(Source data)

..........

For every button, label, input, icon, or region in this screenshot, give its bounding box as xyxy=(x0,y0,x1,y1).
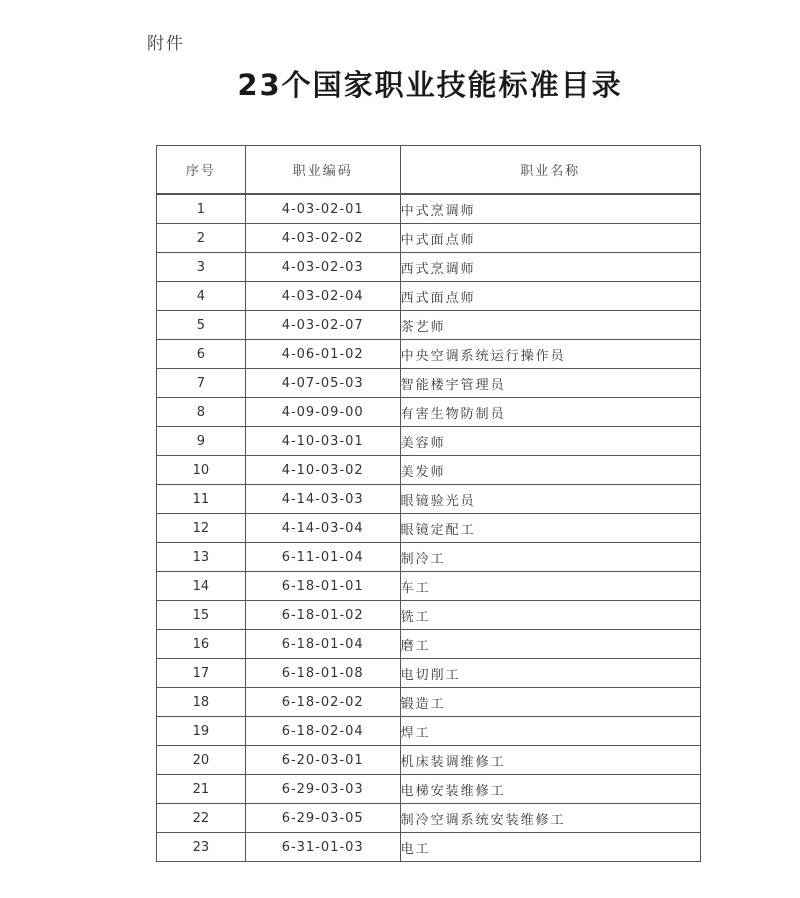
occupation-code-cell: 4-10-03-01 xyxy=(245,427,400,456)
table-row xyxy=(157,282,701,311)
occupation-code-cell: 6-20-03-01 xyxy=(245,746,400,775)
row-index-cell: 1 xyxy=(157,194,246,224)
row-index-cell: 8 xyxy=(157,398,246,427)
occupation-name-cell: 中央空调系统运行操作员 xyxy=(400,340,700,369)
row-index-cell: 16 xyxy=(157,630,246,659)
occupation-name-cell: 中式烹调师 xyxy=(400,194,700,224)
table-row xyxy=(157,659,701,688)
occupation-code-cell: 6-11-01-04 xyxy=(245,543,400,572)
table-row xyxy=(157,688,701,717)
table-row xyxy=(157,369,701,398)
occupation-code-cell: 4-07-05-03 xyxy=(245,369,400,398)
row-index-cell: 13 xyxy=(157,543,246,572)
row-index-cell: 9 xyxy=(157,427,246,456)
occupation-code-cell: 6-18-02-02 xyxy=(245,688,400,717)
row-index-cell: 21 xyxy=(157,775,246,804)
occupation-name-cell: 机床装调维修工 xyxy=(400,746,700,775)
table-row xyxy=(157,630,701,659)
row-index-cell: 22 xyxy=(157,804,246,833)
table-row xyxy=(157,514,701,543)
table-row xyxy=(157,485,701,514)
occupation-name-cell: 电切削工 xyxy=(400,659,700,688)
row-index-cell: 4 xyxy=(157,282,246,311)
table-row xyxy=(157,804,701,833)
occupation-name-cell: 车工 xyxy=(400,572,700,601)
occupation-code-cell: 6-18-01-04 xyxy=(245,630,400,659)
occupation-name-cell: 中式面点师 xyxy=(400,224,700,253)
row-index-cell: 2 xyxy=(157,224,246,253)
column-header-code: 职业编码 xyxy=(245,146,400,195)
table-row xyxy=(157,543,701,572)
table-row xyxy=(157,253,701,282)
column-header-index: 序号 xyxy=(157,146,246,195)
occupation-code-cell: 6-18-01-02 xyxy=(245,601,400,630)
row-index-cell: 12 xyxy=(157,514,246,543)
occupation-name-cell: 美发师 xyxy=(400,456,700,485)
occupation-name-cell: 眼镜定配工 xyxy=(400,514,700,543)
row-index-cell: 15 xyxy=(157,601,246,630)
occupation-name-cell: 磨工 xyxy=(400,630,700,659)
table-row xyxy=(157,746,701,775)
table-row xyxy=(157,717,701,746)
row-index-cell: 10 xyxy=(157,456,246,485)
table-row xyxy=(157,398,701,427)
occupation-code-cell: 4-06-01-02 xyxy=(245,340,400,369)
document-title: 23个国家职业技能标准目录 xyxy=(237,68,623,102)
occupation-code-cell: 4-03-02-03 xyxy=(245,253,400,282)
row-index-cell: 5 xyxy=(157,311,246,340)
occupation-code-cell: 6-31-01-03 xyxy=(245,833,400,862)
occupation-name-cell: 西式烹调师 xyxy=(400,253,700,282)
occupation-code-cell: 6-18-02-04 xyxy=(245,717,400,746)
occupation-name-cell: 眼镜验光员 xyxy=(400,485,700,514)
occupation-code-cell: 6-29-03-03 xyxy=(245,775,400,804)
occupation-code-cell: 6-29-03-05 xyxy=(245,804,400,833)
occupation-code-cell: 6-18-01-08 xyxy=(245,659,400,688)
occupation-name-cell: 智能楼宇管理员 xyxy=(400,369,700,398)
row-index-cell: 20 xyxy=(157,746,246,775)
occupation-name-cell: 电梯安装维修工 xyxy=(400,775,700,804)
occupation-code-cell: 6-18-01-01 xyxy=(245,572,400,601)
row-index-cell: 17 xyxy=(157,659,246,688)
occupation-name-cell: 锻造工 xyxy=(400,688,700,717)
row-index-cell: 23 xyxy=(157,833,246,862)
table-row xyxy=(157,427,701,456)
row-index-cell: 18 xyxy=(157,688,246,717)
row-index-cell: 11 xyxy=(157,485,246,514)
column-header-name: 职业名称 xyxy=(400,146,700,195)
row-index-cell: 7 xyxy=(157,369,246,398)
occupation-code-cell: 4-03-02-07 xyxy=(245,311,400,340)
occupation-code-cell: 4-03-02-04 xyxy=(245,282,400,311)
occupation-name-cell: 美容师 xyxy=(400,427,700,456)
table-header-row xyxy=(157,146,701,195)
occupation-name-cell: 电工 xyxy=(400,833,700,862)
occupation-name-cell: 铣工 xyxy=(400,601,700,630)
row-index-cell: 14 xyxy=(157,572,246,601)
occupation-name-cell: 制冷工 xyxy=(400,543,700,572)
occupation-code-cell: 4-14-03-03 xyxy=(245,485,400,514)
row-index-cell: 3 xyxy=(157,253,246,282)
table-row xyxy=(157,456,701,485)
row-index-cell: 19 xyxy=(157,717,246,746)
table-row xyxy=(157,311,701,340)
occupation-standards-table xyxy=(156,145,701,862)
occupation-code-cell: 4-03-02-01 xyxy=(245,194,400,224)
table-row xyxy=(157,340,701,369)
occupation-code-cell: 4-14-03-04 xyxy=(245,514,400,543)
table-row xyxy=(157,601,701,630)
table-row xyxy=(157,572,701,601)
row-index-cell: 6 xyxy=(157,340,246,369)
table-row xyxy=(157,224,701,253)
occupation-name-cell: 茶艺师 xyxy=(400,311,700,340)
occupation-code-cell: 4-09-09-00 xyxy=(245,398,400,427)
occupation-name-cell: 焊工 xyxy=(400,717,700,746)
table-body xyxy=(157,194,701,862)
occupation-name-cell: 有害生物防制员 xyxy=(400,398,700,427)
table-row xyxy=(157,194,701,224)
occupation-name-cell: 西式面点师 xyxy=(400,282,700,311)
occupation-code-cell: 4-10-03-02 xyxy=(245,456,400,485)
occupation-name-cell: 制冷空调系统安装维修工 xyxy=(400,804,700,833)
attachment-label: 附件 xyxy=(147,34,185,54)
table-row xyxy=(157,833,701,862)
table-row xyxy=(157,775,701,804)
occupation-code-cell: 4-03-02-02 xyxy=(245,224,400,253)
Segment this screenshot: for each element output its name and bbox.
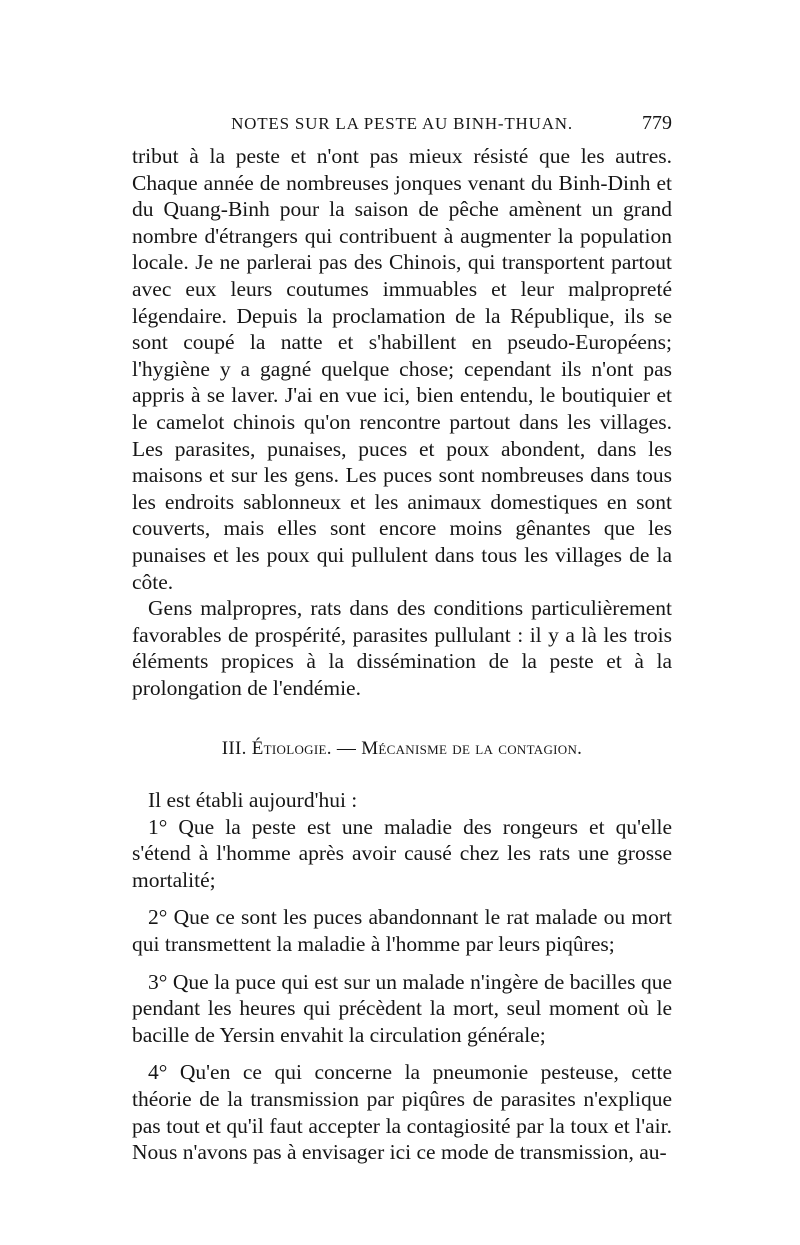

..........

OBJECTIVE
Extract every line of the source data above verbatim, and leave out the pictures.

FULL SOLUTION
For every button, label, input, icon, or region in this screenshot, give its bounding box as xyxy=(x0,y0,x1,y1).
occupation-code-cell: 4-10-03-01 xyxy=(245,427,400,456)
table-row xyxy=(157,282,701,311)
occupation-code-cell: 6-20-03-01 xyxy=(245,746,400,775)
row-index-cell: 1 xyxy=(157,194,246,224)
row-index-cell: 8 xyxy=(157,398,246,427)
occupation-name-cell: 中央空调系统运行操作员 xyxy=(400,340,700,369)
row-index-cell: 16 xyxy=(157,630,246,659)
occupation-name-cell: 中式烹调师 xyxy=(400,194,700,224)
table-row xyxy=(157,659,701,688)
occupation-code-cell: 6-11-01-04 xyxy=(245,543,400,572)
table-row xyxy=(157,688,701,717)
table-row xyxy=(157,369,701,398)
occupation-code-cell: 4-07-05-03 xyxy=(245,369,400,398)
row-index-cell: 13 xyxy=(157,543,246,572)
row-index-cell: 9 xyxy=(157,427,246,456)
occupation-code-cell: 6-18-02-02 xyxy=(245,688,400,717)
row-index-cell: 21 xyxy=(157,775,246,804)
occupation-name-cell: 机床装调维修工 xyxy=(400,746,700,775)
table-row xyxy=(157,630,701,659)
row-index-cell: 22 xyxy=(157,804,246,833)
table-row xyxy=(157,514,701,543)
table-row xyxy=(157,485,701,514)
occupation-name-cell: 电切削工 xyxy=(400,659,700,688)
row-index-cell: 4 xyxy=(157,282,246,311)
table-row xyxy=(157,804,701,833)
occupation-name-cell: 车工 xyxy=(400,572,700,601)
occupation-code-cell: 6-18-01-04 xyxy=(245,630,400,659)
occupation-name-cell: 中式面点师 xyxy=(400,224,700,253)
row-index-cell: 2 xyxy=(157,224,246,253)
column-header-code: 职业编码 xyxy=(245,146,400,195)
table-row xyxy=(157,543,701,572)
table-row xyxy=(157,253,701,282)
column-header-index: 序号 xyxy=(157,146,246,195)
occupation-code-cell: 6-18-01-02 xyxy=(245,601,400,630)
row-index-cell: 12 xyxy=(157,514,246,543)
occupation-name-cell: 美发师 xyxy=(400,456,700,485)
occupation-name-cell: 眼镜定配工 xyxy=(400,514,700,543)
row-index-cell: 15 xyxy=(157,601,246,630)
occupation-name-cell: 磨工 xyxy=(400,630,700,659)
table-row xyxy=(157,746,701,775)
table-row xyxy=(157,717,701,746)
row-index-cell: 10 xyxy=(157,456,246,485)
table-row xyxy=(157,398,701,427)
occupation-code-cell: 4-06-01-02 xyxy=(245,340,400,369)
document-title: 23个国家职业技能标准目录 xyxy=(237,68,623,102)
occupation-code-cell: 4-03-02-03 xyxy=(245,253,400,282)
row-index-cell: 5 xyxy=(157,311,246,340)
occupation-code-cell: 6-31-01-03 xyxy=(245,833,400,862)
occupation-name-cell: 西式烹调师 xyxy=(400,253,700,282)
occupation-code-cell: 6-18-02-04 xyxy=(245,717,400,746)
occupation-name-cell: 眼镜验光员 xyxy=(400,485,700,514)
occupation-code-cell: 6-29-03-03 xyxy=(245,775,400,804)
occupation-code-cell: 6-29-03-05 xyxy=(245,804,400,833)
occupation-code-cell: 6-18-01-08 xyxy=(245,659,400,688)
occupation-name-cell: 智能楼宇管理员 xyxy=(400,369,700,398)
row-index-cell: 20 xyxy=(157,746,246,775)
occupation-name-cell: 电梯安装维修工 xyxy=(400,775,700,804)
occupation-code-cell: 6-18-01-01 xyxy=(245,572,400,601)
row-index-cell: 17 xyxy=(157,659,246,688)
occupation-name-cell: 锻造工 xyxy=(400,688,700,717)
row-index-cell: 23 xyxy=(157,833,246,862)
table-row xyxy=(157,427,701,456)
row-index-cell: 18 xyxy=(157,688,246,717)
row-index-cell: 11 xyxy=(157,485,246,514)
column-header-name: 职业名称 xyxy=(400,146,700,195)
row-index-cell: 7 xyxy=(157,369,246,398)
occupation-code-cell: 4-03-02-07 xyxy=(245,311,400,340)
occupation-code-cell: 4-03-02-04 xyxy=(245,282,400,311)
occupation-name-cell: 美容师 xyxy=(400,427,700,456)
table-header-row xyxy=(157,146,701,195)
occupation-name-cell: 电工 xyxy=(400,833,700,862)
occupation-name-cell: 铣工 xyxy=(400,601,700,630)
row-index-cell: 14 xyxy=(157,572,246,601)
occupation-name-cell: 制冷工 xyxy=(400,543,700,572)
occupation-code-cell: 4-14-03-03 xyxy=(245,485,400,514)
row-index-cell: 3 xyxy=(157,253,246,282)
table-row xyxy=(157,456,701,485)
row-index-cell: 19 xyxy=(157,717,246,746)
table-row xyxy=(157,311,701,340)
occupation-standards-table xyxy=(156,145,701,862)
occupation-code-cell: 4-03-02-01 xyxy=(245,194,400,224)
table-row xyxy=(157,340,701,369)
occupation-code-cell: 4-14-03-04 xyxy=(245,514,400,543)
table-row xyxy=(157,601,701,630)
table-row xyxy=(157,572,701,601)
row-index-cell: 6 xyxy=(157,340,246,369)
table-row xyxy=(157,224,701,253)
occupation-name-cell: 茶艺师 xyxy=(400,311,700,340)
occupation-code-cell: 4-09-09-00 xyxy=(245,398,400,427)
occupation-name-cell: 焊工 xyxy=(400,717,700,746)
table-body xyxy=(157,194,701,862)
occupation-name-cell: 有害生物防制员 xyxy=(400,398,700,427)
table-row xyxy=(157,194,701,224)
occupation-name-cell: 西式面点师 xyxy=(400,282,700,311)
occupation-code-cell: 4-10-03-02 xyxy=(245,456,400,485)
occupation-name-cell: 制冷空调系统安装维修工 xyxy=(400,804,700,833)
attachment-label: 附件 xyxy=(147,34,185,54)
table-row xyxy=(157,833,701,862)
table-row xyxy=(157,775,701,804)
occupation-code-cell: 4-03-02-02 xyxy=(245,224,400,253)
Segment this screenshot: for each element output its name and bbox.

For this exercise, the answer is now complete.